All of the data is to be printed again exactly as it appears.

[DATA RECORDS]

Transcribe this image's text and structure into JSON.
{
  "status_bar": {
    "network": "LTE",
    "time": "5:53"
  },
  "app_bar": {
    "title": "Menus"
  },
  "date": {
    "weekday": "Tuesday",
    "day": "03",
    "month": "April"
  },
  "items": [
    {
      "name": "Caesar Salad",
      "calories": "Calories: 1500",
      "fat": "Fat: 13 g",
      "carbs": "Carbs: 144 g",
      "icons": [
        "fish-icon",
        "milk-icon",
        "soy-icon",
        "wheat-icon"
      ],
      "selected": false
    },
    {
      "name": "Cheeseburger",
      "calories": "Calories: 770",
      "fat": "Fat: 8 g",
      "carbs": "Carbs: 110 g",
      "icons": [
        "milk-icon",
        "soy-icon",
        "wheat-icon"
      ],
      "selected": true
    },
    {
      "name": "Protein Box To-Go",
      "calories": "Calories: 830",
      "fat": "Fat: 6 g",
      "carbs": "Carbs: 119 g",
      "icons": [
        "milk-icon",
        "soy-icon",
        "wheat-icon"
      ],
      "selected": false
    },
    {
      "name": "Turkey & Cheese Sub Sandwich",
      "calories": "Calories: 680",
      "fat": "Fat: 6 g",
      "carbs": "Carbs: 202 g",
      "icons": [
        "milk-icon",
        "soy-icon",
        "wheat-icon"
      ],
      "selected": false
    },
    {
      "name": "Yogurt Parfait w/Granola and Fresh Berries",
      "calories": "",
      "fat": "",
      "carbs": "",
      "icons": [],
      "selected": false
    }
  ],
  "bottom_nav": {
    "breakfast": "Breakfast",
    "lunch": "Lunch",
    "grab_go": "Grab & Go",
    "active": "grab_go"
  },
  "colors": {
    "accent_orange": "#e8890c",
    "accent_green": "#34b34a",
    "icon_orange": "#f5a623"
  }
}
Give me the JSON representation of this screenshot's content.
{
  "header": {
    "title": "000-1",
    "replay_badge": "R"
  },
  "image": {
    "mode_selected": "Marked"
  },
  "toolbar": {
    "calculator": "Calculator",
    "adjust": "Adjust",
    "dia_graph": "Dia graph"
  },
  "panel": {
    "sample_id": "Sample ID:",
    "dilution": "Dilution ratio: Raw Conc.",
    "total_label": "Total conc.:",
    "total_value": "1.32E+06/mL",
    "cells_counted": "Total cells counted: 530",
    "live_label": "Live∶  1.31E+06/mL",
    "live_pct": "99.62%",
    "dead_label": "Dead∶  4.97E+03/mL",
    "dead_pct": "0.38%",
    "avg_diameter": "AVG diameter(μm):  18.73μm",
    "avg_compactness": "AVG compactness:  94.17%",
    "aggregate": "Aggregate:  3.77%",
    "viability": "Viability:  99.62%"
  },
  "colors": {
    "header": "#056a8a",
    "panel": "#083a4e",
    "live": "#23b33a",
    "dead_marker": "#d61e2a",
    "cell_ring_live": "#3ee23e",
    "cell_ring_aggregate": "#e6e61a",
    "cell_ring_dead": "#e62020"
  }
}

[/DATA RECORDS]

- [ANSWER BELOW]:
Transcribe this image's text and structure into JSON.
{
  "status_bar": {
    "network": "LTE",
    "time": "5:53"
  },
  "app_bar": {
    "title": "Menus"
  },
  "date": {
    "weekday": "Tuesday",
    "day": "03",
    "month": "April"
  },
  "items": [
    {
      "name": "Caesar Salad",
      "calories": "Calories: 1500",
      "fat": "Fat: 13 g",
      "carbs": "Carbs: 144 g",
      "icons": [
        "fish-icon",
        "milk-icon",
        "soy-icon",
        "wheat-icon"
      ],
      "selected": false
    },
    {
      "name": "Cheeseburger",
      "calories": "Calories: 770",
      "fat": "Fat: 8 g",
      "carbs": "Carbs: 110 g",
      "icons": [
        "milk-icon",
        "soy-icon",
        "wheat-icon"
      ],
      "selected": true
    },
    {
      "name": "Protein Box To-Go",
      "calories": "Calories: 830",
      "fat": "Fat: 6 g",
      "carbs": "Carbs: 119 g",
      "icons": [
        "milk-icon",
        "soy-icon",
        "wheat-icon"
      ],
      "selected": false
    },
    {
      "name": "Turkey & Cheese Sub Sandwich",
      "calories": "Calories: 680",
      "fat": "Fat: 6 g",
      "carbs": "Carbs: 202 g",
      "icons": [
        "milk-icon",
        "soy-icon",
        "wheat-icon"
      ],
      "selected": false
    },
    {
      "name": "Yogurt Parfait w/Granola and Fresh Berries",
      "calories": "",
      "fat": "",
      "carbs": "",
      "icons": [],
      "selected": false
    }
  ],
  "bottom_nav": {
    "breakfast": "Breakfast",
    "lunch": "Lunch",
    "grab_go": "Grab & Go",
    "active": "grab_go"
  },
  "colors": {
    "accent_orange": "#e8890c",
    "accent_green": "#34b34a",
    "icon_orange": "#f5a623"
  }
}
Give me the JSON representation of this screenshot's content.
{
  "header": {
    "title": "000-1",
    "replay_badge": "R"
  },
  "image": {
    "mode_selected": "Marked"
  },
  "toolbar": {
    "calculator": "Calculator",
    "adjust": "Adjust",
    "dia_graph": "Dia graph"
  },
  "panel": {
    "sample_id": "Sample ID:",
    "dilution": "Dilution ratio: Raw Conc.",
    "total_label": "Total conc.:",
    "total_value": "1.32E+06/mL",
    "cells_counted": "Total cells counted: 530",
    "live_label": "Live∶  1.31E+06/mL",
    "live_pct": "99.62%",
    "dead_label": "Dead∶  4.97E+03/mL",
    "dead_pct": "0.38%",
    "avg_diameter": "AVG diameter(μm):  18.73μm",
    "avg_compactness": "AVG compactness:  94.17%",
    "aggregate": "Aggregate:  3.77%",
    "viability": "Viability:  99.62%"
  },
  "colors": {
    "header": "#056a8a",
    "panel": "#083a4e",
    "live": "#23b33a",
    "dead_marker": "#d61e2a",
    "cell_ring_live": "#3ee23e",
    "cell_ring_aggregate": "#e6e61a",
    "cell_ring_dead": "#e62020"
  }
}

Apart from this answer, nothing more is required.